- SET PROBLEM -
Report each line of the data that has "automatically" somewhere in it.

- RECORDED INFORMATION -

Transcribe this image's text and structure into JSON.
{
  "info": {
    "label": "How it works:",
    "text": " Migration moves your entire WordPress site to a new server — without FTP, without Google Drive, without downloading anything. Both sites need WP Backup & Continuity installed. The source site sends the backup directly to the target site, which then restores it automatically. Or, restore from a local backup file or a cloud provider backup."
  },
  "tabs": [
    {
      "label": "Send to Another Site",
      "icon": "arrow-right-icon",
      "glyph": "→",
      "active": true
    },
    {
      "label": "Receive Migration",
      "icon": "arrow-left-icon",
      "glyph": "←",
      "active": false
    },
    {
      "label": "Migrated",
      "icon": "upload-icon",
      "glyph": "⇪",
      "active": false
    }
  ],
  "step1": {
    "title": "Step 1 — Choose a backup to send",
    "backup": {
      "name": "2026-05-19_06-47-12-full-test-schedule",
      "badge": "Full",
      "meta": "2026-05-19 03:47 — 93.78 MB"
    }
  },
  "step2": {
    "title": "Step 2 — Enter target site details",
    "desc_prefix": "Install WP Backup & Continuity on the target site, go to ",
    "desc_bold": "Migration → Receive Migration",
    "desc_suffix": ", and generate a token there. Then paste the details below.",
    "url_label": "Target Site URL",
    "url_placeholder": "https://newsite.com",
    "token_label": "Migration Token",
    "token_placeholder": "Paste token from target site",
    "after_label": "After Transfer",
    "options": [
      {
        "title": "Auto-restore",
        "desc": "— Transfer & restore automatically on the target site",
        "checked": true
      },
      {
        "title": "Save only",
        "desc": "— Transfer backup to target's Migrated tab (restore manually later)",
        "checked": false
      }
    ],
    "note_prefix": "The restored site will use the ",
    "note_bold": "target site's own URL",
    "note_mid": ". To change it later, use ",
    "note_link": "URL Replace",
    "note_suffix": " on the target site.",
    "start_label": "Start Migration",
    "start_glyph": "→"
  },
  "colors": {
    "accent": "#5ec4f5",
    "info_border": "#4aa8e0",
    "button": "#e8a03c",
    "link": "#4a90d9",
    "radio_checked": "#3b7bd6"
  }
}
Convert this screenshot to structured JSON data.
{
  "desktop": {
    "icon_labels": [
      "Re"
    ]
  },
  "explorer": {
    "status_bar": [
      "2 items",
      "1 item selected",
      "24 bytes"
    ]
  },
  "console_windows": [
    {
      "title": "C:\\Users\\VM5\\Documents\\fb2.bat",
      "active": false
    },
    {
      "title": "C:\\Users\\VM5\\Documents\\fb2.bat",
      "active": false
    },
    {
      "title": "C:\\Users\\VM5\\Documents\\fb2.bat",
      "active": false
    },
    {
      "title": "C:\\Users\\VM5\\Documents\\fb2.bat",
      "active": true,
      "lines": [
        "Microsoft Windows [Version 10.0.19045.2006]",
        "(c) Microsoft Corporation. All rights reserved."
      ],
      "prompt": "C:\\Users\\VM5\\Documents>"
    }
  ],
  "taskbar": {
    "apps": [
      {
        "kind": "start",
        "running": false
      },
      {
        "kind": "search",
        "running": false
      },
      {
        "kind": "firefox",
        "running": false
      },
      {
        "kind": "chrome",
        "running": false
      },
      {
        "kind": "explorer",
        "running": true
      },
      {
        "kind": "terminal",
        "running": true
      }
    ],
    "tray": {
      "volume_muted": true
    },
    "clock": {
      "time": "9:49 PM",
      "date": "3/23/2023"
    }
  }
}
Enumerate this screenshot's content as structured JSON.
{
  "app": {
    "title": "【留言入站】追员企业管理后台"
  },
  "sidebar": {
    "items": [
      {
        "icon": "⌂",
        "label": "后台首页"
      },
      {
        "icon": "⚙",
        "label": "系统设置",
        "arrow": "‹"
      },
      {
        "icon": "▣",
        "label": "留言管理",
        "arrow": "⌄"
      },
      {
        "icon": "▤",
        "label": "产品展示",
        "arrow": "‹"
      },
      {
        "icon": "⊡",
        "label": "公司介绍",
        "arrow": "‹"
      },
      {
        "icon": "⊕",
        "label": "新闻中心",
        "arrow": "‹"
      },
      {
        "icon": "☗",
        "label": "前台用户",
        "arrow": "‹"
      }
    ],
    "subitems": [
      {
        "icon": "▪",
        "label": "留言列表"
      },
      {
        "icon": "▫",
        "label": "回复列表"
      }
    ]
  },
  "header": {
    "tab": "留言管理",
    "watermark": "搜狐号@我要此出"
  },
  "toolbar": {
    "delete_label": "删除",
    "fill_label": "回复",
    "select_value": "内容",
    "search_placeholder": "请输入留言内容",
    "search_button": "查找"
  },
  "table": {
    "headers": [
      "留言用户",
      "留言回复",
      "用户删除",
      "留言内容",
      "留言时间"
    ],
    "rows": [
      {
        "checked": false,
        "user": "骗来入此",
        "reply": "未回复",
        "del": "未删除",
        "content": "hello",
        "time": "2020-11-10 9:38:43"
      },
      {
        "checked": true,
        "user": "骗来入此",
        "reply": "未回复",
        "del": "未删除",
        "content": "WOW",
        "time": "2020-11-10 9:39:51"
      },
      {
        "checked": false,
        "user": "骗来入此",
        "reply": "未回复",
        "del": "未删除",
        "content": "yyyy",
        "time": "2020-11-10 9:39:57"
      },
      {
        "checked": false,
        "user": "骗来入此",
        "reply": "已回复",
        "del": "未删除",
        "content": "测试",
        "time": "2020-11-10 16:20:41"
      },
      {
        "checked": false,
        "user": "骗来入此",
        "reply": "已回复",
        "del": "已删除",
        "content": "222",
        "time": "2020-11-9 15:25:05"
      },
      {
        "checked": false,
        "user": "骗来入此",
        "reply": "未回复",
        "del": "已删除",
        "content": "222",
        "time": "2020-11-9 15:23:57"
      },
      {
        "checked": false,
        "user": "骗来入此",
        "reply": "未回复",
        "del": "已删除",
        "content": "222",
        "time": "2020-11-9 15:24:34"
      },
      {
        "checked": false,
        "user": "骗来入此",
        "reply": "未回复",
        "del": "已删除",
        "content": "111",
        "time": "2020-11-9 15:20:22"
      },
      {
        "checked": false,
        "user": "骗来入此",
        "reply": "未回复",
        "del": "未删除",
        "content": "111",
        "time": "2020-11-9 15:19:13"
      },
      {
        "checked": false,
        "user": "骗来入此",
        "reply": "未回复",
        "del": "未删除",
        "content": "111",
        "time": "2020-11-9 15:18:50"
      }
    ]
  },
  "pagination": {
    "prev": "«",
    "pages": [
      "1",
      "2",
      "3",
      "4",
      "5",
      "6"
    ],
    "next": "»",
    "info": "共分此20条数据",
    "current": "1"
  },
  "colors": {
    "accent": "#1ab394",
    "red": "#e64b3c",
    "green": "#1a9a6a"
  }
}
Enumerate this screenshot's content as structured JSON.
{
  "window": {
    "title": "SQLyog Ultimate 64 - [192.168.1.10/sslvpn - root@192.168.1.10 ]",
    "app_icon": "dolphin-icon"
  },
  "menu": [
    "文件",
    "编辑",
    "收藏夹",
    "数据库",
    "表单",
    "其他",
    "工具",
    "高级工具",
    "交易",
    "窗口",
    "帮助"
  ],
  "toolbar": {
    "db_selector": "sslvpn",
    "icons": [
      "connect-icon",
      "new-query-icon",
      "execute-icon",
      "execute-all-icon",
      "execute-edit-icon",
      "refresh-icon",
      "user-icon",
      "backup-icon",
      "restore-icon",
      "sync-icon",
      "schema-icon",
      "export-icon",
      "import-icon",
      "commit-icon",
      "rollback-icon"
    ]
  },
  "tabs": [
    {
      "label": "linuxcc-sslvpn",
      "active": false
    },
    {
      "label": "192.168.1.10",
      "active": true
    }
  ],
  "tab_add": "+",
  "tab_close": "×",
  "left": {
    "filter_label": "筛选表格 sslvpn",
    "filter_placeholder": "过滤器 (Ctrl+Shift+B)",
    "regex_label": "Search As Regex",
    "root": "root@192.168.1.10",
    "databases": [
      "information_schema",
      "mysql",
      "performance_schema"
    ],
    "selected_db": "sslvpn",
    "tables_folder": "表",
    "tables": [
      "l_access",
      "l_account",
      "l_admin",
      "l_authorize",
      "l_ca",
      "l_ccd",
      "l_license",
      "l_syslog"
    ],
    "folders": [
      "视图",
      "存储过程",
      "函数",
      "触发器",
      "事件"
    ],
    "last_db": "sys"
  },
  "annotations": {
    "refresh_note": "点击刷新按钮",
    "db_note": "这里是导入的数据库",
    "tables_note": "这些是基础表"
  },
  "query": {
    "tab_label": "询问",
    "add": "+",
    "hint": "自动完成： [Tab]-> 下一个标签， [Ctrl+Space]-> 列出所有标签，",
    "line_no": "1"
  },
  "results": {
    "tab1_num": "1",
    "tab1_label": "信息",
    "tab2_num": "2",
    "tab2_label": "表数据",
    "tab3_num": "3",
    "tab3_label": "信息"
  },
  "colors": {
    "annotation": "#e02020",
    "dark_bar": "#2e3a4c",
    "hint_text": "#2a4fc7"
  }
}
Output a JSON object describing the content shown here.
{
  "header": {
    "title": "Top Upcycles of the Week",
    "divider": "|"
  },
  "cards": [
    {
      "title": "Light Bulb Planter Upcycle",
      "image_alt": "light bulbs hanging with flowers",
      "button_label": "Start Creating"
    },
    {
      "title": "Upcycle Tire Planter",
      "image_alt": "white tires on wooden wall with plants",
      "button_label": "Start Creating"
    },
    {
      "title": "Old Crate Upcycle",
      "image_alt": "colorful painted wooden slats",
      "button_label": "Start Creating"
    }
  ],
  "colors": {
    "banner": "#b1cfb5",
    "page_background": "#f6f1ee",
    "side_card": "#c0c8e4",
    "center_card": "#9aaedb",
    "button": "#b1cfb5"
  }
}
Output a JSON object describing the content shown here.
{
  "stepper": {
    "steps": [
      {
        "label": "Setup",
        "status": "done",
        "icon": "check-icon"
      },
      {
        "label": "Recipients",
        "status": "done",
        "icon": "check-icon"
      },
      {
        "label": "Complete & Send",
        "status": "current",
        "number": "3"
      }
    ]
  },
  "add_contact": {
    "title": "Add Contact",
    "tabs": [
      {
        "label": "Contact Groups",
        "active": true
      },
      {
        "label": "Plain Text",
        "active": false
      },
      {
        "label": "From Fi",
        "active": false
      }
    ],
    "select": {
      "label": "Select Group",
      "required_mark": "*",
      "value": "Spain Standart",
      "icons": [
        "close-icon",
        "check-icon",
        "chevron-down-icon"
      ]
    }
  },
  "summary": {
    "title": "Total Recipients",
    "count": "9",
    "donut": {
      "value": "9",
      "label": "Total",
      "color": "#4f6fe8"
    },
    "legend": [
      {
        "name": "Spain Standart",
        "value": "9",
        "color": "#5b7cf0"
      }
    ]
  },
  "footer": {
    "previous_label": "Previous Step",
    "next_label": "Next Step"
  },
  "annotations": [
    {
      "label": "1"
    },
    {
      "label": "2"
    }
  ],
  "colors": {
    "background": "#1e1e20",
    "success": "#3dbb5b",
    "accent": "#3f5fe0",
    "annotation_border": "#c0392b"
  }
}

- RESULT FOR THIS TASK -
    "text": " Migration moves your entire WordPress site to a new server — without FTP, without Google Drive, without downloading anything. Both sites need WP Backup & Continuity installed. The source site sends the backup directly to the target site, which then restores it automatically. Or, restore from a local backup file or a cloud provider backup."
        "desc": "— Transfer & restore automatically on the target site",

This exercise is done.